DIRECTION:
Locate all lines with the word "name". Copy them.

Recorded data

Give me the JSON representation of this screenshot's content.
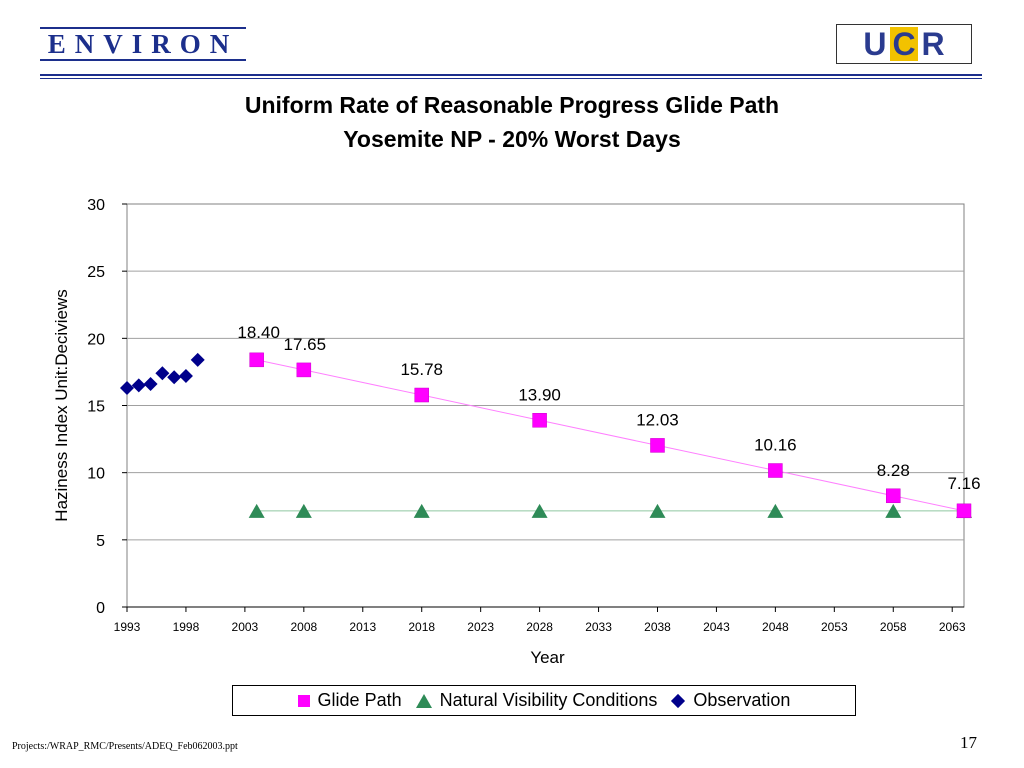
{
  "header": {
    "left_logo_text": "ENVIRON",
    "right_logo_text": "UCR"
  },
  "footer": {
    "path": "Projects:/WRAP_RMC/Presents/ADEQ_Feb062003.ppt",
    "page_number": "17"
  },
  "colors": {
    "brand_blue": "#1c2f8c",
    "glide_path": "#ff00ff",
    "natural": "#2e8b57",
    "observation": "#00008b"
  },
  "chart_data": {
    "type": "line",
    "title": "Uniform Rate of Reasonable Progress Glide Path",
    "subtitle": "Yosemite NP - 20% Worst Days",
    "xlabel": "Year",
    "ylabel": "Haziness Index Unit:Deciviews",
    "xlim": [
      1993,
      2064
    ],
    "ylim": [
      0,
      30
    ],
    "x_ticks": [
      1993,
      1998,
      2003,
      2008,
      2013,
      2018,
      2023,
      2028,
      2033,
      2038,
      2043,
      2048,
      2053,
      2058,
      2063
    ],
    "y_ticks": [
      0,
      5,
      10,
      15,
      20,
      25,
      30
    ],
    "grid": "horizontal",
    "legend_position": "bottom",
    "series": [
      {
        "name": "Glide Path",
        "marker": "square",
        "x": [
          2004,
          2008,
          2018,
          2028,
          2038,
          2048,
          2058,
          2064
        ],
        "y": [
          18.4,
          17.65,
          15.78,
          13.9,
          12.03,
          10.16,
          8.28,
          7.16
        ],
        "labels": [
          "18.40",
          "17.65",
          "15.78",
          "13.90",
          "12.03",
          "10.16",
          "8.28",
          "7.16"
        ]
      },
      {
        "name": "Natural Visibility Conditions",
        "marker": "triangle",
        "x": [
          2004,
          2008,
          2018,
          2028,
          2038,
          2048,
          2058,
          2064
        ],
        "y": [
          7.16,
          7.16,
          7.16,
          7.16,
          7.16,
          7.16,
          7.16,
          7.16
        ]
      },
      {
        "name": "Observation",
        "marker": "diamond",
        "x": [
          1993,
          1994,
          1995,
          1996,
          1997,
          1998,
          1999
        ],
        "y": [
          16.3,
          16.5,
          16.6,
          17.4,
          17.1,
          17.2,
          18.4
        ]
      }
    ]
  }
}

...

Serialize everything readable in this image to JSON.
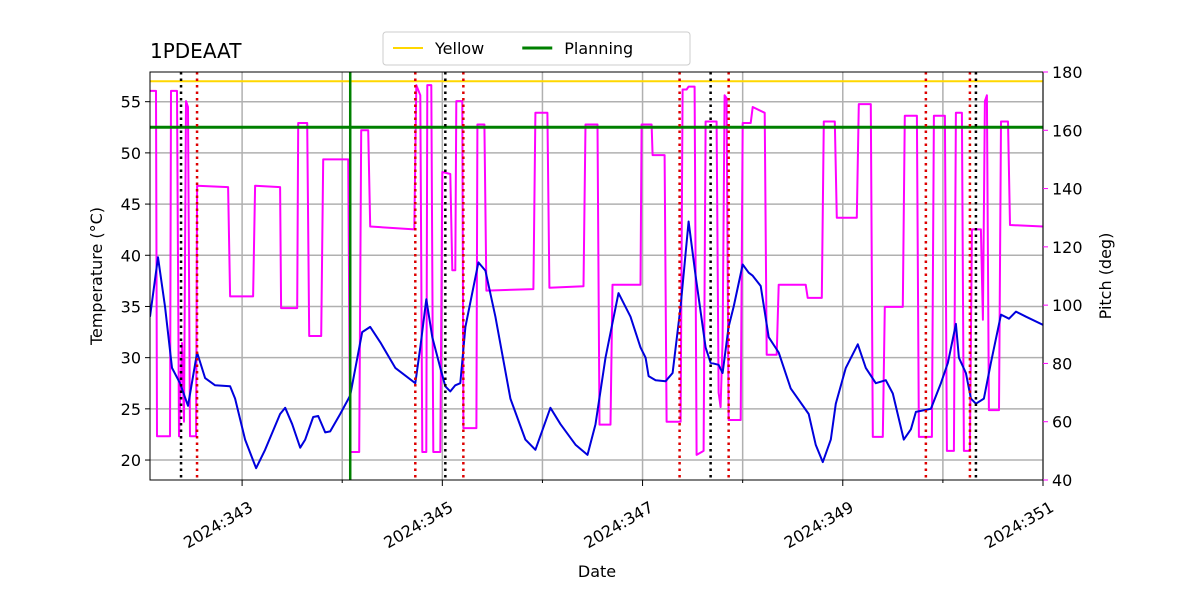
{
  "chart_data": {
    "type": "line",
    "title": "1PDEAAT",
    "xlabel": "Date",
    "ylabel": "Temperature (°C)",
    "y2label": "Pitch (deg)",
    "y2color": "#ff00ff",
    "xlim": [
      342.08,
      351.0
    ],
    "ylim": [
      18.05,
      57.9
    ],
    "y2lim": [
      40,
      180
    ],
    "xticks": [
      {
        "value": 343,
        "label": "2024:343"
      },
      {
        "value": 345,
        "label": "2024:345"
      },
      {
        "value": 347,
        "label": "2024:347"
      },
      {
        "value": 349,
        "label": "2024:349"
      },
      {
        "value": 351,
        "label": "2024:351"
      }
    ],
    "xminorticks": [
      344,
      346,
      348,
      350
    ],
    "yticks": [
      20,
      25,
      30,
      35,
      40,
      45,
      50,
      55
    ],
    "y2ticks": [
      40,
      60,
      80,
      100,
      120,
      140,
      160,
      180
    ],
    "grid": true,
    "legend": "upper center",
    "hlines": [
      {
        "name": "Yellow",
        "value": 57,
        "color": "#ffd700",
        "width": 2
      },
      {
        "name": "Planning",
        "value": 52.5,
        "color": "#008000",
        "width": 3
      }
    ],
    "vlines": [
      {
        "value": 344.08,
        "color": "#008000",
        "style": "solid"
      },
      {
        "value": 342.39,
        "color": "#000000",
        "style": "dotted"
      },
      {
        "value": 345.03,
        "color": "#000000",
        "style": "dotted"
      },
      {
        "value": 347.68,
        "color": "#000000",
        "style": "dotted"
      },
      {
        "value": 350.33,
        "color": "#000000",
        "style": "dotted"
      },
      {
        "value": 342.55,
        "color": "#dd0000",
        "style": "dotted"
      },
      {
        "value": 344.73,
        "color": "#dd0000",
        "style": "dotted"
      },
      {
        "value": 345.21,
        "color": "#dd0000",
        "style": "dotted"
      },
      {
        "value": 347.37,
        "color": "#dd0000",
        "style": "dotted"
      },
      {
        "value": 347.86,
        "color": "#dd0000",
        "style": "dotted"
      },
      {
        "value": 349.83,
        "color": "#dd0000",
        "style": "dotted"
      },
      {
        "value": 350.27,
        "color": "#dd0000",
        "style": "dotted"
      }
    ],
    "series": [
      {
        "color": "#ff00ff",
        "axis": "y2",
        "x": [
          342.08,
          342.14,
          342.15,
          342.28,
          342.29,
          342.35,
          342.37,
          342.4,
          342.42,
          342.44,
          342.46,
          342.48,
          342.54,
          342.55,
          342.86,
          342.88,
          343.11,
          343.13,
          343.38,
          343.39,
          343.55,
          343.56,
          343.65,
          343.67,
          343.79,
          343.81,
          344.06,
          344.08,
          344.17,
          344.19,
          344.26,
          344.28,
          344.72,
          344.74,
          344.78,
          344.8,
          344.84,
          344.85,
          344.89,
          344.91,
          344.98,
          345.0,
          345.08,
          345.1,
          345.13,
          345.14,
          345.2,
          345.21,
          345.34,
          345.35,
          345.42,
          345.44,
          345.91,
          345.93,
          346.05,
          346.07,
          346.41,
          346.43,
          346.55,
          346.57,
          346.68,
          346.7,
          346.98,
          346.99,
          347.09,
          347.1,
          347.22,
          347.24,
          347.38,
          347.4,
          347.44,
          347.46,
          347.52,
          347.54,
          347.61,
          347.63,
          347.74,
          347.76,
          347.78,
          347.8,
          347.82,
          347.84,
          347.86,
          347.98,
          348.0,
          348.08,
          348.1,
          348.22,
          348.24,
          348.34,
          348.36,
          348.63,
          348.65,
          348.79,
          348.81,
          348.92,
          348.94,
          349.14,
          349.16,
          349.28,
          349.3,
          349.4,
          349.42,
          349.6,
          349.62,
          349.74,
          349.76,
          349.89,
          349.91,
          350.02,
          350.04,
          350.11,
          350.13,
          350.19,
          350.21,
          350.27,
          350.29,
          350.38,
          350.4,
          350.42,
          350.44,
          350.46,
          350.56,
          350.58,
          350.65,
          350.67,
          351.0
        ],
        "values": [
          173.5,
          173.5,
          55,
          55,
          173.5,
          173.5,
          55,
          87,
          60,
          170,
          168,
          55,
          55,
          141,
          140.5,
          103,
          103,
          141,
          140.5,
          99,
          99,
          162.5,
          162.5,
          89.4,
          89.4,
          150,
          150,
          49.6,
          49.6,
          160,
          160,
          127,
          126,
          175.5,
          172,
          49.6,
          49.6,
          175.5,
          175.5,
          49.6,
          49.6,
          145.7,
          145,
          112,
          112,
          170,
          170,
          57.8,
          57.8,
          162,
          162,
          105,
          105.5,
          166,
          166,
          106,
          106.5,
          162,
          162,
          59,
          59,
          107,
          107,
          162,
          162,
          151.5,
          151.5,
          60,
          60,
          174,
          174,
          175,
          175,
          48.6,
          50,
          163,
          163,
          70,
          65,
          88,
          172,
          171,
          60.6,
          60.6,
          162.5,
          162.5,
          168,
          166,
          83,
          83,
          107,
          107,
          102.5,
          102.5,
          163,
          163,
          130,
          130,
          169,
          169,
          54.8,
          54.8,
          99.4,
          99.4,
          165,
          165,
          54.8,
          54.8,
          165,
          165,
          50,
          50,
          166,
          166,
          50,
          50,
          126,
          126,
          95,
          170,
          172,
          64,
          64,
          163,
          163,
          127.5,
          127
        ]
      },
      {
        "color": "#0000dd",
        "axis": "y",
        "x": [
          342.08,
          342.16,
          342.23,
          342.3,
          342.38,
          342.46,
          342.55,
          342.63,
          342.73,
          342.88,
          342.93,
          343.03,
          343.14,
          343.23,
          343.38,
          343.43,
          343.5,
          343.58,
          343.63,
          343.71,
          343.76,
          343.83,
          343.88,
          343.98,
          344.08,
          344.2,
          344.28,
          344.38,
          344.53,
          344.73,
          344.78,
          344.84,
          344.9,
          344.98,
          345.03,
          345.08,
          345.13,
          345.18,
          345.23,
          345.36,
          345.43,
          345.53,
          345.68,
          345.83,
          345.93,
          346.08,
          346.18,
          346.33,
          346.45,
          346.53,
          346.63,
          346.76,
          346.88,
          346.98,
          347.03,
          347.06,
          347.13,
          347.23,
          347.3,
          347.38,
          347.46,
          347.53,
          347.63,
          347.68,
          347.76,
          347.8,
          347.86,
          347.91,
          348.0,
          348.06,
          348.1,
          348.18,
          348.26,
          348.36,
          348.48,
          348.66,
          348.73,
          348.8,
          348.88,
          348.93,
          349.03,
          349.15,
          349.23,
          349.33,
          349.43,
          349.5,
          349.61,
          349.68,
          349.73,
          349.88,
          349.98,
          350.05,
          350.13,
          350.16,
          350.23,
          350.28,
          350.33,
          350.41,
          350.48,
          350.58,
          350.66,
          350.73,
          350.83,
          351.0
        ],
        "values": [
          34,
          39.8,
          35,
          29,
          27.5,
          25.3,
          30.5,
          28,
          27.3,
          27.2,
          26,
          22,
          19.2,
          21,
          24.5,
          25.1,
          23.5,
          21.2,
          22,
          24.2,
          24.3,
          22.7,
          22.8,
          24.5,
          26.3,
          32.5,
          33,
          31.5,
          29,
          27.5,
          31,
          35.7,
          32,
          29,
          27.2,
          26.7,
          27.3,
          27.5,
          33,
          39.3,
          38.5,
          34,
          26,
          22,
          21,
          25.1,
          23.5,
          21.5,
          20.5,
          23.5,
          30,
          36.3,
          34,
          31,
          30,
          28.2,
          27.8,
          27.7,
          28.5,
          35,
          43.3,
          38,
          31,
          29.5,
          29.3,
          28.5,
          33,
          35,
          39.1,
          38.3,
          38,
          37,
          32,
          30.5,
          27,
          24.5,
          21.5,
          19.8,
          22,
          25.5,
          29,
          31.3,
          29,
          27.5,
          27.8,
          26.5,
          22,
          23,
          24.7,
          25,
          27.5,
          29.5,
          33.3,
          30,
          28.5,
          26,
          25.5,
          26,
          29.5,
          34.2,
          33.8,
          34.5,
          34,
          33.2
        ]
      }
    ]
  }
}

RESPONSE TO THE EXERCISE:
        "name": "Glide Path",
        "name": "Natural Visibility Conditions",
        "name": "Observation",
        "name": "Yellow",
        "name": "Planning",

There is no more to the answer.